Exercise goal -> Scan each line of the records for the word "JSON" and extract the ones that have it.

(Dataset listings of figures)
○ ○ ○ ○
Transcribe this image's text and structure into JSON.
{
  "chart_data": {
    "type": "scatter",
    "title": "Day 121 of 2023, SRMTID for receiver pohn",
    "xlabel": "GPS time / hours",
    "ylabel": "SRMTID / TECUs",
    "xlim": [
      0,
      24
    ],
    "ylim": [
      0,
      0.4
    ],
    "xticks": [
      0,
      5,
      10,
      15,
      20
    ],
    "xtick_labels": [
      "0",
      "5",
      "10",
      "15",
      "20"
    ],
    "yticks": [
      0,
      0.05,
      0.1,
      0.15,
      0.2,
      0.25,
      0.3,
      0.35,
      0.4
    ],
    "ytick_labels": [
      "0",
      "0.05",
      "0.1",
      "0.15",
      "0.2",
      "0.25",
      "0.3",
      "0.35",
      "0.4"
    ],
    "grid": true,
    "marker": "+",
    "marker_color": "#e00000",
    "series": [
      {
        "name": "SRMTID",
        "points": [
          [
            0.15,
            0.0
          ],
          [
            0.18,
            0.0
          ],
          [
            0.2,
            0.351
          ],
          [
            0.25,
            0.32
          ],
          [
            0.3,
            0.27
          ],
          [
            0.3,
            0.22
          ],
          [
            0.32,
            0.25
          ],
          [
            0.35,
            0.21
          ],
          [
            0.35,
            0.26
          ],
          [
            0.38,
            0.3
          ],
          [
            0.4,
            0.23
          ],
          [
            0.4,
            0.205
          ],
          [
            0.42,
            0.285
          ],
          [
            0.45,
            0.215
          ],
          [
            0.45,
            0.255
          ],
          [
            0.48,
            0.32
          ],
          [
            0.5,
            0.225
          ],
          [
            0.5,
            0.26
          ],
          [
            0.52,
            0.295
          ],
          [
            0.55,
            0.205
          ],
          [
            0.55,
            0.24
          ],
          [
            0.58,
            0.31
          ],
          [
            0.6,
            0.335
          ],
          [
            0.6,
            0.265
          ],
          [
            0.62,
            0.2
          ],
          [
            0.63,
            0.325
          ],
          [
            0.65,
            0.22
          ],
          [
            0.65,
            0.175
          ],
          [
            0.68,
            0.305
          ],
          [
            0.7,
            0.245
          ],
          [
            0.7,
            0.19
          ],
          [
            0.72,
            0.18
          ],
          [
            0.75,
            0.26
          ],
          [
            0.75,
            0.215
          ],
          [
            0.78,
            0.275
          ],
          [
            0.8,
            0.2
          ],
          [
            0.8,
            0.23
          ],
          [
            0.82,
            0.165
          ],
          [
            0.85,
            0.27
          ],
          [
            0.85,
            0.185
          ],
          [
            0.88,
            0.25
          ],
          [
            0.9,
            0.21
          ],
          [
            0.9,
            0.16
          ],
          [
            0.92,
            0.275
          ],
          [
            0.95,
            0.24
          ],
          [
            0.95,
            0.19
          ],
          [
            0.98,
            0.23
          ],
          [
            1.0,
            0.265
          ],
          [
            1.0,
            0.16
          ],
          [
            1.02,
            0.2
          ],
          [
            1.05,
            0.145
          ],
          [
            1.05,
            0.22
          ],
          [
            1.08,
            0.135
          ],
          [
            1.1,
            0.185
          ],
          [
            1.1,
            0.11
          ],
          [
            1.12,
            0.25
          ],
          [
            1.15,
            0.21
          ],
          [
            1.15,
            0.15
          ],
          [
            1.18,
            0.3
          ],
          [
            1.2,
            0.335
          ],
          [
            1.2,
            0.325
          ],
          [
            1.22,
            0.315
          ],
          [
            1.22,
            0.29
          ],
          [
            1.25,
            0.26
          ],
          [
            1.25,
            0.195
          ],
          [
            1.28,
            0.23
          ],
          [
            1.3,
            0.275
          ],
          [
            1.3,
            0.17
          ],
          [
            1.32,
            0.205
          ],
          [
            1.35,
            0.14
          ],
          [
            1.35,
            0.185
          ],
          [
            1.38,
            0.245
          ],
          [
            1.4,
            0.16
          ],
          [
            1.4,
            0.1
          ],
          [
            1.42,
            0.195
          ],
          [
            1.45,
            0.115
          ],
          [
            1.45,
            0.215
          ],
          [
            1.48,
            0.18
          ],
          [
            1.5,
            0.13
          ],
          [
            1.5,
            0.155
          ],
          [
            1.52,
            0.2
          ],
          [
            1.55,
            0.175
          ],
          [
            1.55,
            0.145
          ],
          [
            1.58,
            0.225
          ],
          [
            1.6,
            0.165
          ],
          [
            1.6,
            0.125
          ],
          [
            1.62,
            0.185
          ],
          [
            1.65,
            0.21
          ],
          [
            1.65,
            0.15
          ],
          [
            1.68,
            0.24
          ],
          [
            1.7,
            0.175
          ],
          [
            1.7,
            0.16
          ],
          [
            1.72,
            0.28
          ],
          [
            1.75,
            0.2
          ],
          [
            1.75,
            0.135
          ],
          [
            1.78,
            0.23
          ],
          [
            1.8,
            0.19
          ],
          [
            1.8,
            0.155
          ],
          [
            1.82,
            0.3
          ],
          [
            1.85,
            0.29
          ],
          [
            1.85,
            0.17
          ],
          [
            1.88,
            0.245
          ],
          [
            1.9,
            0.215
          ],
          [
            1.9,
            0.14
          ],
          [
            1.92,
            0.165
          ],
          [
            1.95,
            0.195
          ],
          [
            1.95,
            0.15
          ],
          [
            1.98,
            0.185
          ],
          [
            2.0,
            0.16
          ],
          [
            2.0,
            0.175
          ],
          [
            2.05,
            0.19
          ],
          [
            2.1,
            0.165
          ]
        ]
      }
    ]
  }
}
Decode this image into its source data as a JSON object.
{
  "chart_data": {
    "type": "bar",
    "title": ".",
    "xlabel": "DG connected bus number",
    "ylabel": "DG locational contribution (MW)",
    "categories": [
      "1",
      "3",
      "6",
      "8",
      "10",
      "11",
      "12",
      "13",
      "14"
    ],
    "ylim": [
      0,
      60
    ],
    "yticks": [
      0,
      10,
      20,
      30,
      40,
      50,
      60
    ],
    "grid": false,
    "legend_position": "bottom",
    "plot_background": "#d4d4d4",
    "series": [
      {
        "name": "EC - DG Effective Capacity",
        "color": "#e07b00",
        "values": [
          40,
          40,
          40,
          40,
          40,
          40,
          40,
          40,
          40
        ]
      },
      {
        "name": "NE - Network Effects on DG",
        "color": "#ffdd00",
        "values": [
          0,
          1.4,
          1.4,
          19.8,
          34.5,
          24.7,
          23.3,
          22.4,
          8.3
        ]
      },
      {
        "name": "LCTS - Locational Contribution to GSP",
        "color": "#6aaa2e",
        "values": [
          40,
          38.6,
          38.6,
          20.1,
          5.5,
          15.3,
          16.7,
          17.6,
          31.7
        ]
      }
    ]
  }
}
○ ○ ○ ○
The reply ->
Transcribe this image's text and structure into JSON.
Decode this image into its source data as a JSON object.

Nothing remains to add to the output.